:: EXERCISE DESCRIPTION ::
Drop the images; return everything else in the listing below exactly.

Dataset records on visual material:
===============

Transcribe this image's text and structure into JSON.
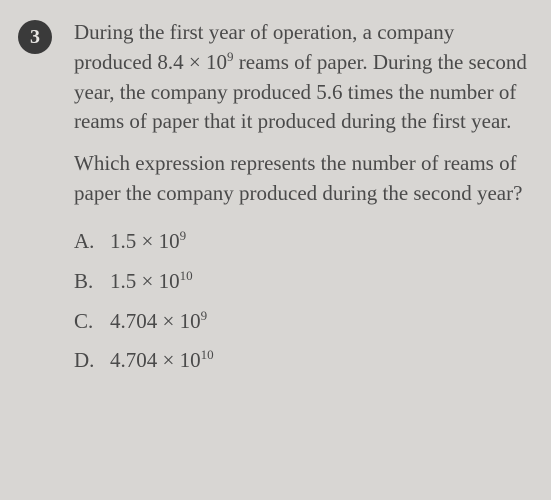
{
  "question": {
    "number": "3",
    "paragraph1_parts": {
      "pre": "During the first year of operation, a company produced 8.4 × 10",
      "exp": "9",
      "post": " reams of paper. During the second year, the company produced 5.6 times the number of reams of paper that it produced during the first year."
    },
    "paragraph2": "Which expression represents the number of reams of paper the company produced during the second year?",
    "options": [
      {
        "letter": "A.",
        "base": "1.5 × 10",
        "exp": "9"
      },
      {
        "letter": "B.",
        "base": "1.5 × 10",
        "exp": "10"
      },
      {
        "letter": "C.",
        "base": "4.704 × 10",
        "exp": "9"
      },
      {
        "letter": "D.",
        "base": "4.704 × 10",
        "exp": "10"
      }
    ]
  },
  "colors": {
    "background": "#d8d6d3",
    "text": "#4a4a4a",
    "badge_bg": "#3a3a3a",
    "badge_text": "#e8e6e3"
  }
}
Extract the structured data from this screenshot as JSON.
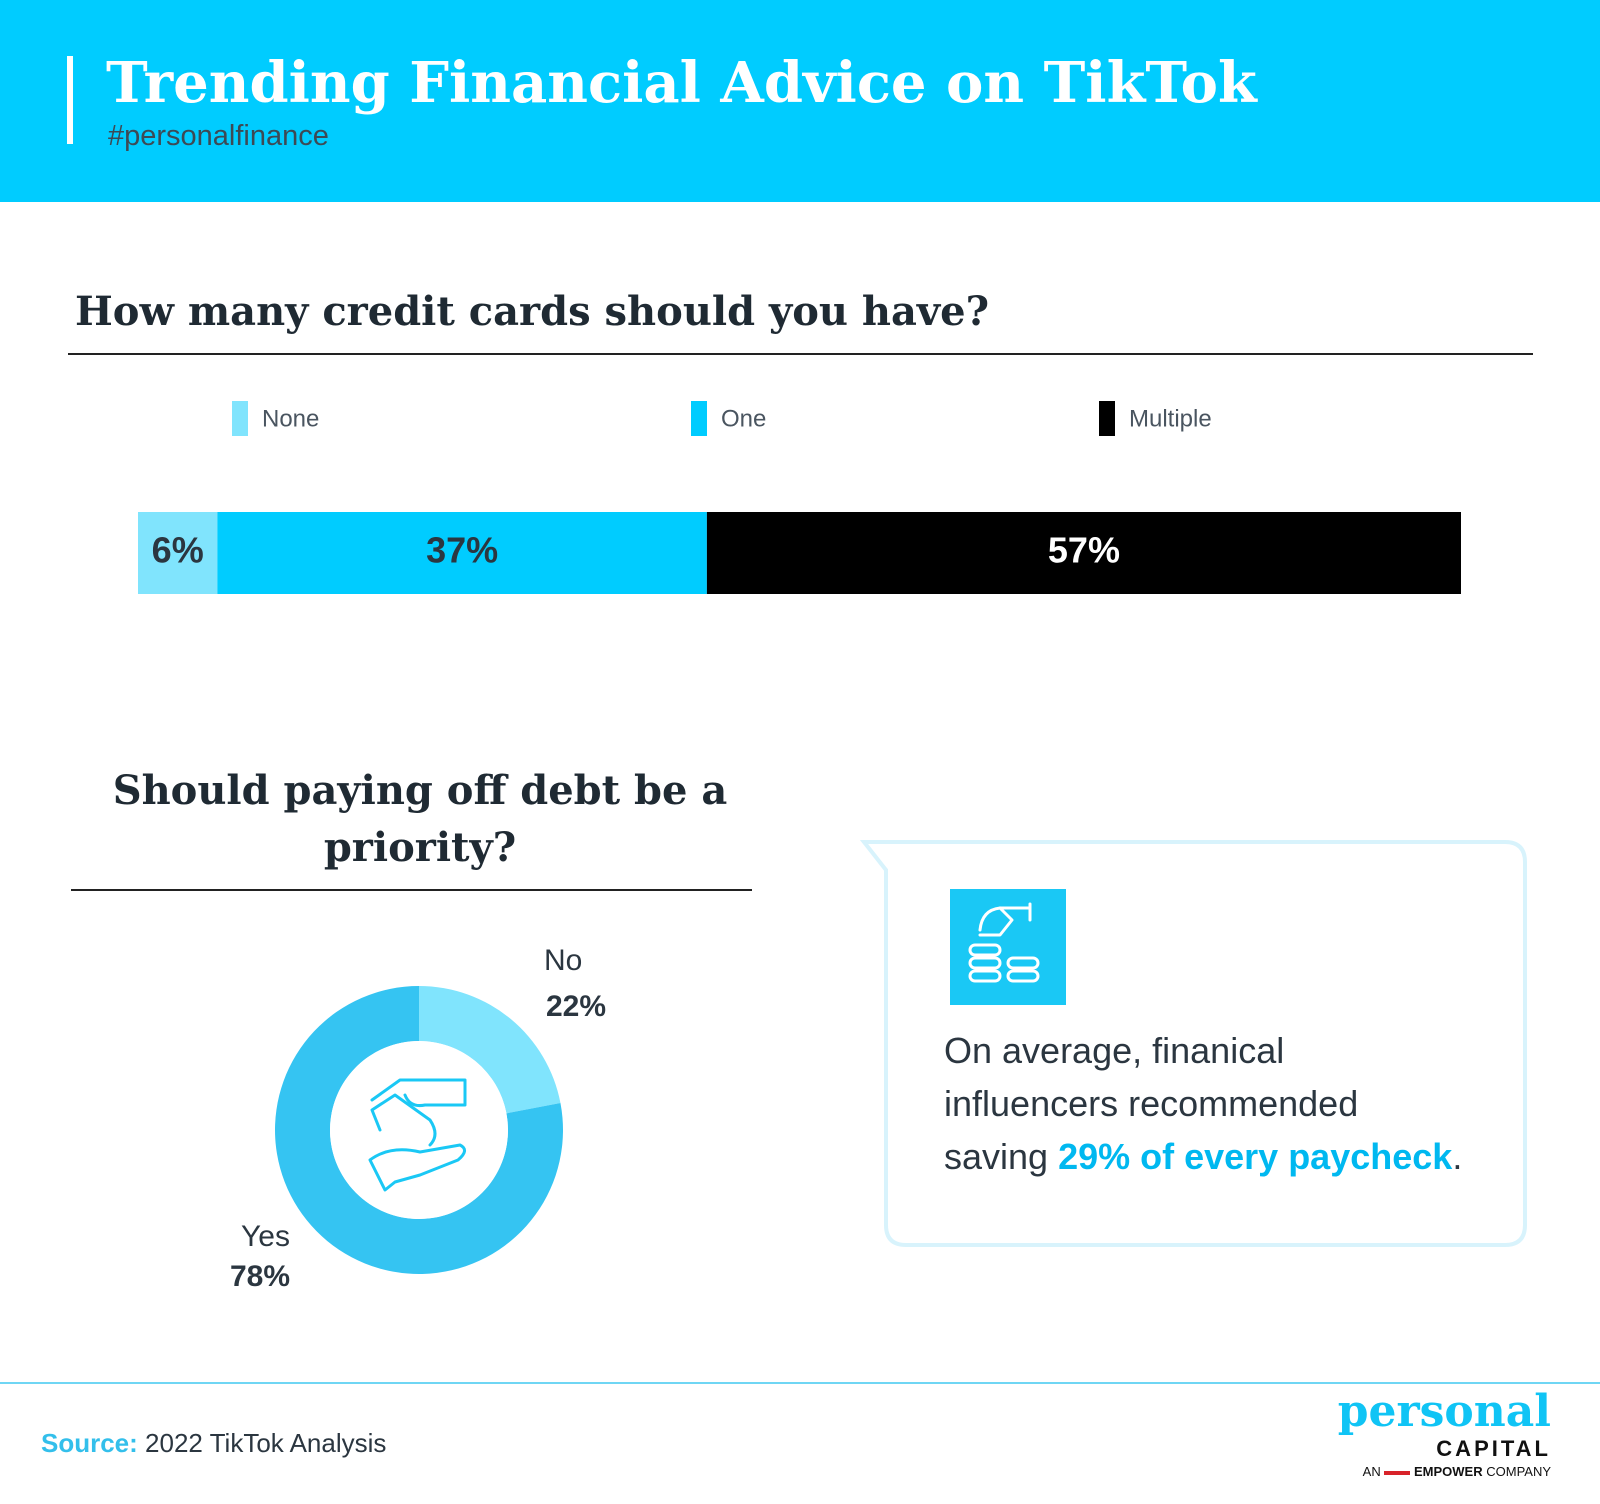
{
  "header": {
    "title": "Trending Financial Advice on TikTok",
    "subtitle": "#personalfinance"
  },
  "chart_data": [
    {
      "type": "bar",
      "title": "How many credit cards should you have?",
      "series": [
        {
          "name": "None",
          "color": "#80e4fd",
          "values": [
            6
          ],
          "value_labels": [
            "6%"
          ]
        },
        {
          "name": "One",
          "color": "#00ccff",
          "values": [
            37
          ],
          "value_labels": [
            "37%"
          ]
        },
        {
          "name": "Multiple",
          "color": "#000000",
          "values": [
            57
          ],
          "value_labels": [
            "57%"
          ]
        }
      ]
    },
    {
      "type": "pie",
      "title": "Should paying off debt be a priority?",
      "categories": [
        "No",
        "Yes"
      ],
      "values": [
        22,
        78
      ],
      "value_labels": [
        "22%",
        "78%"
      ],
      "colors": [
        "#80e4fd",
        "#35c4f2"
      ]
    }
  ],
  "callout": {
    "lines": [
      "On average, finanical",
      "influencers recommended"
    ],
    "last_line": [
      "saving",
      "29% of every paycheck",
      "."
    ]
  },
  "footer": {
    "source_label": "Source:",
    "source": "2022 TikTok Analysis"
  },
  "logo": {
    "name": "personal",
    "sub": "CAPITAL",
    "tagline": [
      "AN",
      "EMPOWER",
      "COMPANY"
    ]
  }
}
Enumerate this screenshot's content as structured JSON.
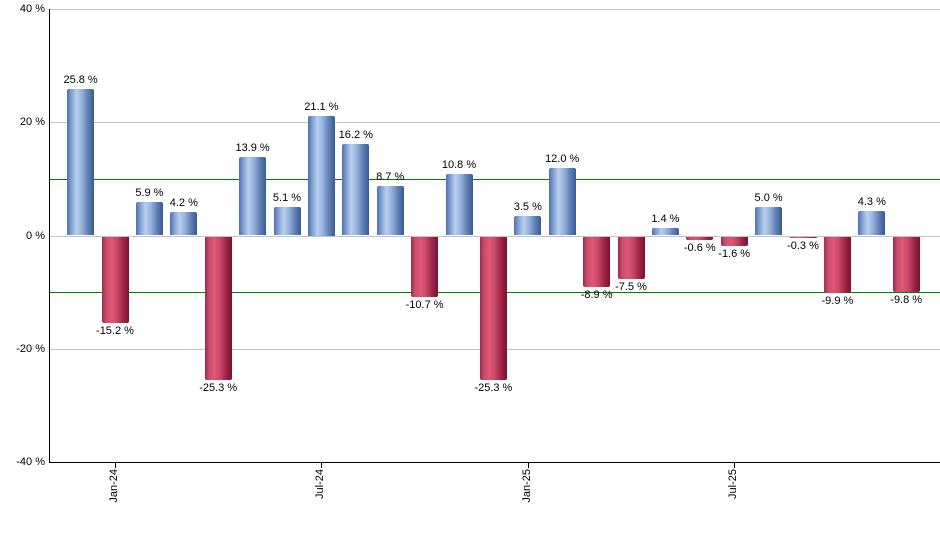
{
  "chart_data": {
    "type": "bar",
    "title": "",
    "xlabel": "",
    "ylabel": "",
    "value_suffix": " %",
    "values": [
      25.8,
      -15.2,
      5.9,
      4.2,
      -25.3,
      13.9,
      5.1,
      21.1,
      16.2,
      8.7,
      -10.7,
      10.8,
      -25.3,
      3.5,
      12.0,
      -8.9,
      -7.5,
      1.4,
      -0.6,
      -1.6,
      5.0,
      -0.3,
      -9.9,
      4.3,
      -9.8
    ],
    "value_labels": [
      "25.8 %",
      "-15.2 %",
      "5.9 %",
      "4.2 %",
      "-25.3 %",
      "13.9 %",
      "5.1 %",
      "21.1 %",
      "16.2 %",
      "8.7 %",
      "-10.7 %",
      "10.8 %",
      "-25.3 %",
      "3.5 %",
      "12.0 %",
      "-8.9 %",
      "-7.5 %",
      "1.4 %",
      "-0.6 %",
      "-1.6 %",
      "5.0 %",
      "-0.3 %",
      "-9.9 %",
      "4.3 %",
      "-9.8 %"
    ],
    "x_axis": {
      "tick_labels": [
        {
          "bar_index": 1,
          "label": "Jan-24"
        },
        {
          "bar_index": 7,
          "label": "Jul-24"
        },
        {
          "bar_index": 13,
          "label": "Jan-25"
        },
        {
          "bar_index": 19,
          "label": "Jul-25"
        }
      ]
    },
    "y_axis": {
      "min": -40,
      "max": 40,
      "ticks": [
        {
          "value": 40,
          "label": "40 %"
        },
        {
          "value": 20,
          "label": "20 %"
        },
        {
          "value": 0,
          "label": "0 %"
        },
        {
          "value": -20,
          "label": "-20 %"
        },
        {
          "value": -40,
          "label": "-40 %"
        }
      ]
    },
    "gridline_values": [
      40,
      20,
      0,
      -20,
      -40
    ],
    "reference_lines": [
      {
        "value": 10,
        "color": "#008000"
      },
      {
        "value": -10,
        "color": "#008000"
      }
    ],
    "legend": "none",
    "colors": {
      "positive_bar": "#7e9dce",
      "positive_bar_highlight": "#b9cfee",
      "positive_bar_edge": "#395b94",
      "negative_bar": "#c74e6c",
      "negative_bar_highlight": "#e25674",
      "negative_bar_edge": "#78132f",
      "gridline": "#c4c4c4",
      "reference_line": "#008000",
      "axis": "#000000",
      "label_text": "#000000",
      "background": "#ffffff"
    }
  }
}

===============

:: SOLUTION ::
Transcribe this image's text and structure into JSON.
{
  "question": {
    "number": "3",
    "paragraph1_parts": {
      "pre": "During the first year of operation, a company produced 8.4 × 10",
      "exp": "9",
      "post": " reams of paper. During the second year, the company produced 5.6 times the number of reams of paper that it produced during the first year."
    },
    "paragraph2": "Which expression represents the number of reams of paper the company produced during the second year?",
    "options": [
      {
        "letter": "A.",
        "base": "1.5 × 10",
        "exp": "9"
      },
      {
        "letter": "B.",
        "base": "1.5 × 10",
        "exp": "10"
      },
      {
        "letter": "C.",
        "base": "4.704 × 10",
        "exp": "9"
      },
      {
        "letter": "D.",
        "base": "4.704 × 10",
        "exp": "10"
      }
    ]
  },
  "colors": {
    "background": "#d8d6d3",
    "text": "#4a4a4a",
    "badge_bg": "#3a3a3a",
    "badge_text": "#e8e6e3"
  }
}
Extract the structured data from this screenshot as JSON.
{
  "header": {
    "title": "Trending Financial Advice on TikTok",
    "subtitle": "#personalfinance"
  },
  "chart_data": [
    {
      "type": "bar",
      "title": "How many credit cards should you have?",
      "series": [
        {
          "name": "None",
          "color": "#80e4fd",
          "values": [
            6
          ],
          "value_labels": [
            "6%"
          ]
        },
        {
          "name": "One",
          "color": "#00ccff",
          "values": [
            37
          ],
          "value_labels": [
            "37%"
          ]
        },
        {
          "name": "Multiple",
          "color": "#000000",
          "values": [
            57
          ],
          "value_labels": [
            "57%"
          ]
        }
      ]
    },
    {
      "type": "pie",
      "title": "Should paying off debt be a priority?",
      "categories": [
        "No",
        "Yes"
      ],
      "values": [
        22,
        78
      ],
      "value_labels": [
        "22%",
        "78%"
      ],
      "colors": [
        "#80e4fd",
        "#35c4f2"
      ]
    }
  ],
  "callout": {
    "lines": [
      "On average, finanical",
      "influencers recommended"
    ],
    "last_line": [
      "saving",
      "29% of every paycheck",
      "."
    ]
  },
  "footer": {
    "source_label": "Source:",
    "source": "2022 TikTok Analysis"
  },
  "logo": {
    "name": "personal",
    "sub": "CAPITAL",
    "tagline": [
      "AN",
      "EMPOWER",
      "COMPANY"
    ]
  }
}
Enumerate this screenshot's content as structured JSON.
{
  "chart_data": {
    "type": "bar",
    "title": "",
    "xlabel": "",
    "ylabel": "",
    "value_suffix": " %",
    "values": [
      25.8,
      -15.2,
      5.9,
      4.2,
      -25.3,
      13.9,
      5.1,
      21.1,
      16.2,
      8.7,
      -10.7,
      10.8,
      -25.3,
      3.5,
      12.0,
      -8.9,
      -7.5,
      1.4,
      -0.6,
      -1.6,
      5.0,
      -0.3,
      -9.9,
      4.3,
      -9.8
    ],
    "value_labels": [
      "25.8 %",
      "-15.2 %",
      "5.9 %",
      "4.2 %",
      "-25.3 %",
      "13.9 %",
      "5.1 %",
      "21.1 %",
      "16.2 %",
      "8.7 %",
      "-10.7 %",
      "10.8 %",
      "-25.3 %",
      "3.5 %",
      "12.0 %",
      "-8.9 %",
      "-7.5 %",
      "1.4 %",
      "-0.6 %",
      "-1.6 %",
      "5.0 %",
      "-0.3 %",
      "-9.9 %",
      "4.3 %",
      "-9.8 %"
    ],
    "x_axis": {
      "tick_labels": [
        {
          "bar_index": 1,
          "label": "Jan-24"
        },
        {
          "bar_index": 7,
          "label": "Jul-24"
        },
        {
          "bar_index": 13,
          "label": "Jan-25"
        },
        {
          "bar_index": 19,
          "label": "Jul-25"
        }
      ]
    },
    "y_axis": {
      "min": -40,
      "max": 40,
      "ticks": [
        {
          "value": 40,
          "label": "40 %"
        },
        {
          "value": 20,
          "label": "20 %"
        },
        {
          "value": 0,
          "label": "0 %"
        },
        {
          "value": -20,
          "label": "-20 %"
        },
        {
          "value": -40,
          "label": "-40 %"
        }
      ]
    },
    "gridline_values": [
      40,
      20,
      0,
      -20,
      -40
    ],
    "reference_lines": [
      {
        "value": 10,
        "color": "#008000"
      },
      {
        "value": -10,
        "color": "#008000"
      }
    ],
    "legend": "none",
    "colors": {
      "positive_bar": "#7e9dce",
      "positive_bar_highlight": "#b9cfee",
      "positive_bar_edge": "#395b94",
      "negative_bar": "#c74e6c",
      "negative_bar_highlight": "#e25674",
      "negative_bar_edge": "#78132f",
      "gridline": "#c4c4c4",
      "reference_line": "#008000",
      "axis": "#000000",
      "label_text": "#000000",
      "background": "#ffffff"
    }
  }
}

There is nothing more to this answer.